> [Source text]

- - - - -

Just about everybody knows you shouldn't use a cell phone use while driving, and it's illegal in 41 states. Still, a survey conducted earlier this year by the National Highway Traffic Safety Administration revealed some disturbing results: At any given point on America's roadways, 660,000 drivers are using smartphones or other electronic devices while driving.
The NHTSA also reports that in 2011, more than 3,300 people were killed and 387,000 injured in crashes that involved a distracted driver who may have been talking, texting or searching for music. Texting while driving has now become the biggest cause of teen deaths in the nation, too—more than 3,000 teenagers are killed each year while texting and driving, while 2,700 are killed from driving while drinking.
If you're the parent of a driving teen, this has got to scare you. Fortunately, there are a number of apps that can help your teen be a safer driver.
Using GPS, this app cuts off the driver's ability to text if the car is moving more quickly than 10 mph. Any attempt to text when the vehicle is driving causes the app to disable texting, including receiving or responding to any text messages.

- - - - -

> [Extracted material]
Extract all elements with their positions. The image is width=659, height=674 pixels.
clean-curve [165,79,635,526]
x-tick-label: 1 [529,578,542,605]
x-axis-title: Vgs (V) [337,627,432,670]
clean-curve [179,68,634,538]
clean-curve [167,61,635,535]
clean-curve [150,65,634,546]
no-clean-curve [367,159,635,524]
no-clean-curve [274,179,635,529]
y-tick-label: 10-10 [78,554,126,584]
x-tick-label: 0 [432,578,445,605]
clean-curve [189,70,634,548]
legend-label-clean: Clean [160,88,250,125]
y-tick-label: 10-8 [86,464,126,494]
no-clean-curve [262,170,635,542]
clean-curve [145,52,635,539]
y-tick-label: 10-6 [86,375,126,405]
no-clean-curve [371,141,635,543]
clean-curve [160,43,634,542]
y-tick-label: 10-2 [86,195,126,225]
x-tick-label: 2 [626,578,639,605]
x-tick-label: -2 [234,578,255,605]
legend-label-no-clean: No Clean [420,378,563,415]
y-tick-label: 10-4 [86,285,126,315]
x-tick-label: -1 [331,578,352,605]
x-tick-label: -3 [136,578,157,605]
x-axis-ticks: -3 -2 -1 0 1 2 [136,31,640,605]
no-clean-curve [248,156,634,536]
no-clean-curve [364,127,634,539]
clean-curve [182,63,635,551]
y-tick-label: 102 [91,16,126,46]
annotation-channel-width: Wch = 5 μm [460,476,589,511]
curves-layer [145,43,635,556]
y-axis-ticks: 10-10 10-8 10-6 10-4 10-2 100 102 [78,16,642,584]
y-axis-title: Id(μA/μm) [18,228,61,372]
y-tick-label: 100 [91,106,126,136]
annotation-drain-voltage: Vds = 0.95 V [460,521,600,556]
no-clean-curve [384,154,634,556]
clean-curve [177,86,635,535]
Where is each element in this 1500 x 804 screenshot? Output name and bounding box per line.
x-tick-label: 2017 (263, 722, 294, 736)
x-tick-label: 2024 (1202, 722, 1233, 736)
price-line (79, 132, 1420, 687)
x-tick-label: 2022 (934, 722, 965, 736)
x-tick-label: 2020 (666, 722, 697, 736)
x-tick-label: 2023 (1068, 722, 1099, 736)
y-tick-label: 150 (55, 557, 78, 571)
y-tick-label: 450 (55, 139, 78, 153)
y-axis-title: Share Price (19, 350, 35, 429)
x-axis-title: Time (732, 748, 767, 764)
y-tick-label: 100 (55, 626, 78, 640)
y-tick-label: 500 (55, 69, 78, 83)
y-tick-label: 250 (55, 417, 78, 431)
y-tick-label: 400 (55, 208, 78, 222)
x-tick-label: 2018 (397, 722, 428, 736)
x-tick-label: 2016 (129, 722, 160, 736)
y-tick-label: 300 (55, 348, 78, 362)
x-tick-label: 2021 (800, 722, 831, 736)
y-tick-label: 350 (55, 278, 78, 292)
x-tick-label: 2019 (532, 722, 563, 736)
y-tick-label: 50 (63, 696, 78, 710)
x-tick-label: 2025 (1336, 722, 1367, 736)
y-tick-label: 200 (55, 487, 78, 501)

- - - - -

> [Task details] Return, word for word, the part of the distracted-driving article that begins at "The NHTSA also" and stops after "a safer driver.".

> [Answer space]
The NHTSA also reports that in 2011, more than 3,300 people were killed and 387,000 injured in crashes that involved a distracted driver who may have been talking, texting or searching for music. Texting while driving has now become the biggest cause of teen deaths in the nation, too—more than 3,000 teenagers are killed each year while texting and driving, while 2,700 are killed from driving while drinking.
If you're the parent of a driving teen, this has got to scare you. Fortunately, there are a number of apps that can help your teen be a safer driver.